> Task requirements: Go through the material and write it all out exactly, minus the pictures.

> Input records:
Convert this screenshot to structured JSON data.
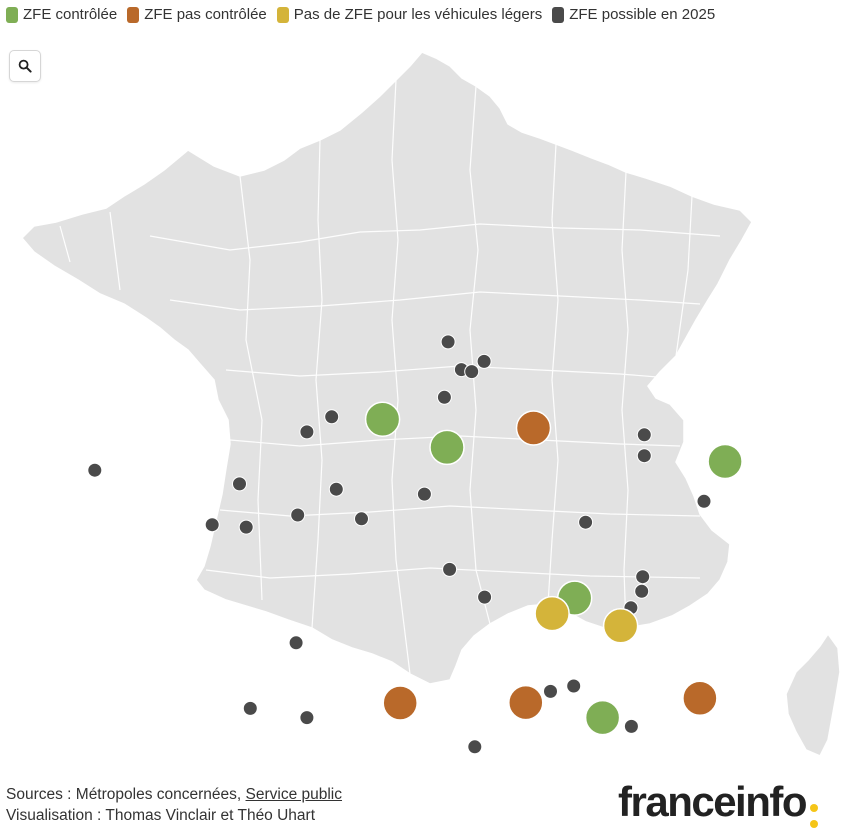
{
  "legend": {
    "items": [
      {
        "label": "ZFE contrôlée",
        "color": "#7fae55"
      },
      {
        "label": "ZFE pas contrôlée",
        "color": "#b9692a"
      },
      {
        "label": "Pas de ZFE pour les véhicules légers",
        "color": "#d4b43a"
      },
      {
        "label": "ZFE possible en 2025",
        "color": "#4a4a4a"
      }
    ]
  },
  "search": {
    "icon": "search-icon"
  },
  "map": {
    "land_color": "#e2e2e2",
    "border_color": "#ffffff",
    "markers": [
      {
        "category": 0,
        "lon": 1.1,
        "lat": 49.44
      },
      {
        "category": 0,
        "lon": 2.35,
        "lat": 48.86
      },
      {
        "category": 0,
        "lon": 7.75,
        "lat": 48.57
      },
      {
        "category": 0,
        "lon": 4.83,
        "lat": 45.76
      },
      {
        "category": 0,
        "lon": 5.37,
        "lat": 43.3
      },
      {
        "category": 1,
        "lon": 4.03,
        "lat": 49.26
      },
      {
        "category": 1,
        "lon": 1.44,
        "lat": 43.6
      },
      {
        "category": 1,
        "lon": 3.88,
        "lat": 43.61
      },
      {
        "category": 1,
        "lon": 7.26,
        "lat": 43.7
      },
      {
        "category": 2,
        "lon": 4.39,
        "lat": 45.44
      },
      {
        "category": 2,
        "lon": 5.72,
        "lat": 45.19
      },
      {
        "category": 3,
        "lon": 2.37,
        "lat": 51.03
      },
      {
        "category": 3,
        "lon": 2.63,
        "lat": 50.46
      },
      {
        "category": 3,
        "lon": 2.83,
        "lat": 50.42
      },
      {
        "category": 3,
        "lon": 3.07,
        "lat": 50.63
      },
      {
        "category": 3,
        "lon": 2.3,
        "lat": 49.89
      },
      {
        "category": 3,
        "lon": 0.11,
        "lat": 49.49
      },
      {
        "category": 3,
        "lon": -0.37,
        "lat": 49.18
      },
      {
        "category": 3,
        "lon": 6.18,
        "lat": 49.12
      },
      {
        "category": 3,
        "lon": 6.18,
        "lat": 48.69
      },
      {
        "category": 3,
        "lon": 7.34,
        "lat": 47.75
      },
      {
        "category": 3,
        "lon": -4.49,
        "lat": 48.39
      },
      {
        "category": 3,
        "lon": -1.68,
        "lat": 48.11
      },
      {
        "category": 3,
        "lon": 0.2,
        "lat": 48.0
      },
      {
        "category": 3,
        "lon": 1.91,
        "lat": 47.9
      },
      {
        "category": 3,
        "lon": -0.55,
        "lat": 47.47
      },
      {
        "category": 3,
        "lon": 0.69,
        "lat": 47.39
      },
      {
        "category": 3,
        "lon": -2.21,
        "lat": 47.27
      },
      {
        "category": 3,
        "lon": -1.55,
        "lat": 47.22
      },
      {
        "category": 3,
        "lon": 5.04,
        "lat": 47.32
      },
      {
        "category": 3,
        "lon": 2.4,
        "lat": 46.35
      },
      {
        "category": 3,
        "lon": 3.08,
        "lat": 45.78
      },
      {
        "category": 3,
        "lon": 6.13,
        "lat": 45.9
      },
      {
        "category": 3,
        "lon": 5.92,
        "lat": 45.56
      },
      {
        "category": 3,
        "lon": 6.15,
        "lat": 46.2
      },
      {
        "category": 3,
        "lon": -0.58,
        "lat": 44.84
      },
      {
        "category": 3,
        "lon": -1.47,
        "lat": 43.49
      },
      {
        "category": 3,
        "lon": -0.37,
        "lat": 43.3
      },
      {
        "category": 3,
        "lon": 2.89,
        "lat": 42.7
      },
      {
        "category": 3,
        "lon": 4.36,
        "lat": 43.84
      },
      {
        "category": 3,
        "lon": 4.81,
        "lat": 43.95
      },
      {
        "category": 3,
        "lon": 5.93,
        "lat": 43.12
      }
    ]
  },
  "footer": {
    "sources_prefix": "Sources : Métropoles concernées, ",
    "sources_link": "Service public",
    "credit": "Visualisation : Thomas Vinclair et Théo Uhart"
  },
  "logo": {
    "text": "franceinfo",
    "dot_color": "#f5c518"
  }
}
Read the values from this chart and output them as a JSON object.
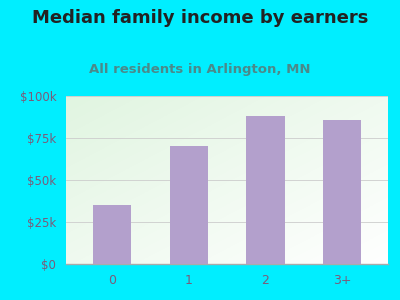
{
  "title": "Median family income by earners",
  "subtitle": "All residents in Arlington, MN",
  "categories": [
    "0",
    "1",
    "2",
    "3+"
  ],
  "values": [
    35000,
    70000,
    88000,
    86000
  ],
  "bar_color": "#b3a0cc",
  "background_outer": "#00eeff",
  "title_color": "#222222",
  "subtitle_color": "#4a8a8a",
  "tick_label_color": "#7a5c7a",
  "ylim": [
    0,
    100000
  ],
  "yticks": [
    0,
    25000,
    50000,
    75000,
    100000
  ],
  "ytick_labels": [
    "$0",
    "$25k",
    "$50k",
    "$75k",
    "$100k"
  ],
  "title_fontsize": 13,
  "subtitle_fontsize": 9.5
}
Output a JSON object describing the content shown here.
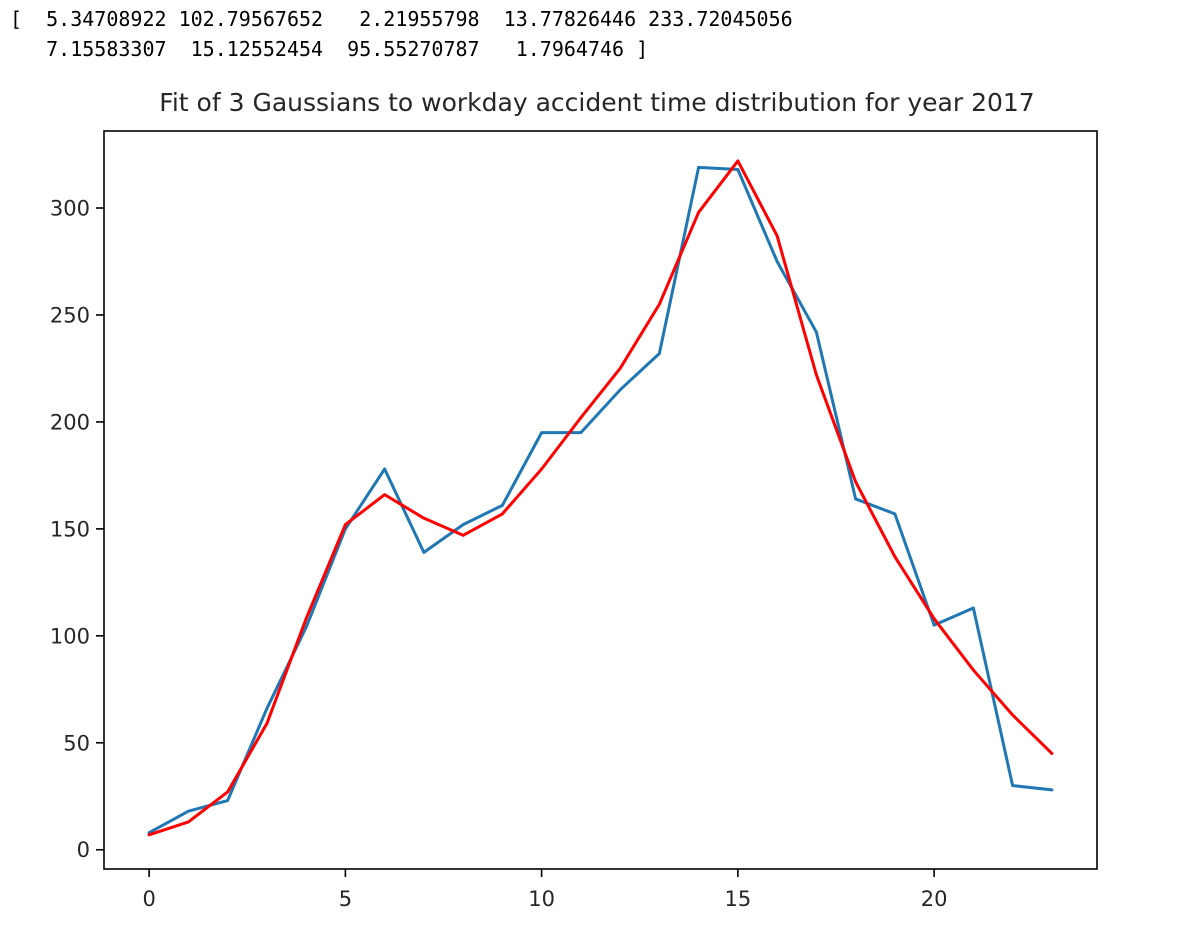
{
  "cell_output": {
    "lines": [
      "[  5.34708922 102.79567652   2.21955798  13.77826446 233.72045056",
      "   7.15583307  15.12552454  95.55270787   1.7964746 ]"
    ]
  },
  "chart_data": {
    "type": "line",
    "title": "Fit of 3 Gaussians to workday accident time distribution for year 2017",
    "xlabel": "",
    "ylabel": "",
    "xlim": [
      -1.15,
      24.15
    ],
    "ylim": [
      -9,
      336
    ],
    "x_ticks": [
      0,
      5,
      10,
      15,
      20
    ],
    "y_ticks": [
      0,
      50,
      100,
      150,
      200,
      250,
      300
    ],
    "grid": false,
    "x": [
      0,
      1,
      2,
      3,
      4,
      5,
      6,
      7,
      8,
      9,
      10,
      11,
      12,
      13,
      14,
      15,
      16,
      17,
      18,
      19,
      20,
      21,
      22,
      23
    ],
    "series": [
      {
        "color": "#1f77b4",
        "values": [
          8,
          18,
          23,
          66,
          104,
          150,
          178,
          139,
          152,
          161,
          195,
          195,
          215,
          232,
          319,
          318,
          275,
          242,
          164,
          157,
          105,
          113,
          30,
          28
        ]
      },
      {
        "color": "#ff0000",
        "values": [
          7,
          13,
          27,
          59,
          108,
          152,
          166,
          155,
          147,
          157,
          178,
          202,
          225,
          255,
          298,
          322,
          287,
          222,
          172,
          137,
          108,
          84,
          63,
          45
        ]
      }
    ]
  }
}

> Written answer:
Convert this screenshot to structured JSON data.
{
  "legend": {
    "items": [
      {
        "label": "ZFE contrôlée",
        "color": "#7fae55"
      },
      {
        "label": "ZFE pas contrôlée",
        "color": "#b9692a"
      },
      {
        "label": "Pas de ZFE pour les véhicules légers",
        "color": "#d4b43a"
      },
      {
        "label": "ZFE possible en 2025",
        "color": "#4a4a4a"
      }
    ]
  },
  "search": {
    "icon": "search-icon"
  },
  "map": {
    "land_color": "#e2e2e2",
    "border_color": "#ffffff",
    "markers": [
      {
        "category": 0,
        "lon": 1.1,
        "lat": 49.44
      },
      {
        "category": 0,
        "lon": 2.35,
        "lat": 48.86
      },
      {
        "category": 0,
        "lon": 7.75,
        "lat": 48.57
      },
      {
        "category": 0,
        "lon": 4.83,
        "lat": 45.76
      },
      {
        "category": 0,
        "lon": 5.37,
        "lat": 43.3
      },
      {
        "category": 1,
        "lon": 4.03,
        "lat": 49.26
      },
      {
        "category": 1,
        "lon": 1.44,
        "lat": 43.6
      },
      {
        "category": 1,
        "lon": 3.88,
        "lat": 43.61
      },
      {
        "category": 1,
        "lon": 7.26,
        "lat": 43.7
      },
      {
        "category": 2,
        "lon": 4.39,
        "lat": 45.44
      },
      {
        "category": 2,
        "lon": 5.72,
        "lat": 45.19
      },
      {
        "category": 3,
        "lon": 2.37,
        "lat": 51.03
      },
      {
        "category": 3,
        "lon": 2.63,
        "lat": 50.46
      },
      {
        "category": 3,
        "lon": 2.83,
        "lat": 50.42
      },
      {
        "category": 3,
        "lon": 3.07,
        "lat": 50.63
      },
      {
        "category": 3,
        "lon": 2.3,
        "lat": 49.89
      },
      {
        "category": 3,
        "lon": 0.11,
        "lat": 49.49
      },
      {
        "category": 3,
        "lon": -0.37,
        "lat": 49.18
      },
      {
        "category": 3,
        "lon": 6.18,
        "lat": 49.12
      },
      {
        "category": 3,
        "lon": 6.18,
        "lat": 48.69
      },
      {
        "category": 3,
        "lon": 7.34,
        "lat": 47.75
      },
      {
        "category": 3,
        "lon": -4.49,
        "lat": 48.39
      },
      {
        "category": 3,
        "lon": -1.68,
        "lat": 48.11
      },
      {
        "category": 3,
        "lon": 0.2,
        "lat": 48.0
      },
      {
        "category": 3,
        "lon": 1.91,
        "lat": 47.9
      },
      {
        "category": 3,
        "lon": -0.55,
        "lat": 47.47
      },
      {
        "category": 3,
        "lon": 0.69,
        "lat": 47.39
      },
      {
        "category": 3,
        "lon": -2.21,
        "lat": 47.27
      },
      {
        "category": 3,
        "lon": -1.55,
        "lat": 47.22
      },
      {
        "category": 3,
        "lon": 5.04,
        "lat": 47.32
      },
      {
        "category": 3,
        "lon": 2.4,
        "lat": 46.35
      },
      {
        "category": 3,
        "lon": 3.08,
        "lat": 45.78
      },
      {
        "category": 3,
        "lon": 6.13,
        "lat": 45.9
      },
      {
        "category": 3,
        "lon": 5.92,
        "lat": 45.56
      },
      {
        "category": 3,
        "lon": 6.15,
        "lat": 46.2
      },
      {
        "category": 3,
        "lon": -0.58,
        "lat": 44.84
      },
      {
        "category": 3,
        "lon": -1.47,
        "lat": 43.49
      },
      {
        "category": 3,
        "lon": -0.37,
        "lat": 43.3
      },
      {
        "category": 3,
        "lon": 2.89,
        "lat": 42.7
      },
      {
        "category": 3,
        "lon": 4.36,
        "lat": 43.84
      },
      {
        "category": 3,
        "lon": 4.81,
        "lat": 43.95
      },
      {
        "category": 3,
        "lon": 5.93,
        "lat": 43.12
      }
    ]
  },
  "footer": {
    "sources_prefix": "Sources : Métropoles concernées, ",
    "sources_link": "Service public",
    "credit": "Visualisation : Thomas Vinclair et Théo Uhart"
  },
  "logo": {
    "text": "franceinfo",
    "dot_color": "#f5c518"
  }
}
Read the values from this chart and output them as a JSON object.
{
  "title": "Median family income by earners",
  "subtitle": "All residents in Arlington, MN",
  "categories": [
    "0",
    "1",
    "2",
    "3+"
  ],
  "values": [
    35000,
    70000,
    88000,
    86000
  ],
  "bar_color": "#b3a0cc",
  "background_outer": "#00eeff",
  "title_color": "#222222",
  "subtitle_color": "#4a8a8a",
  "tick_label_color": "#7a5c7a",
  "ylim": [
    0,
    100000
  ],
  "yticks": [
    0,
    25000,
    50000,
    75000,
    100000
  ],
  "ytick_labels": [
    "$0",
    "$25k",
    "$50k",
    "$75k",
    "$100k"
  ],
  "title_fontsize": 13,
  "subtitle_fontsize": 9.5
}
Output a JSON object describing the content shown here.
{
  "cell_output": {
    "lines": [
      "[  5.34708922 102.79567652   2.21955798  13.77826446 233.72045056",
      "   7.15583307  15.12552454  95.55270787   1.7964746 ]"
    ]
  },
  "chart_data": {
    "type": "line",
    "title": "Fit of 3 Gaussians to workday accident time distribution for year 2017",
    "xlabel": "",
    "ylabel": "",
    "xlim": [
      -1.15,
      24.15
    ],
    "ylim": [
      -9,
      336
    ],
    "x_ticks": [
      0,
      5,
      10,
      15,
      20
    ],
    "y_ticks": [
      0,
      50,
      100,
      150,
      200,
      250,
      300
    ],
    "grid": false,
    "x": [
      0,
      1,
      2,
      3,
      4,
      5,
      6,
      7,
      8,
      9,
      10,
      11,
      12,
      13,
      14,
      15,
      16,
      17,
      18,
      19,
      20,
      21,
      22,
      23
    ],
    "series": [
      {
        "color": "#1f77b4",
        "values": [
          8,
          18,
          23,
          66,
          104,
          150,
          178,
          139,
          152,
          161,
          195,
          195,
          215,
          232,
          319,
          318,
          275,
          242,
          164,
          157,
          105,
          113,
          30,
          28
        ]
      },
      {
        "color": "#ff0000",
        "values": [
          7,
          13,
          27,
          59,
          108,
          152,
          166,
          155,
          147,
          157,
          178,
          202,
          225,
          255,
          298,
          322,
          287,
          222,
          172,
          137,
          108,
          84,
          63,
          45
        ]
      }
    ]
  }
}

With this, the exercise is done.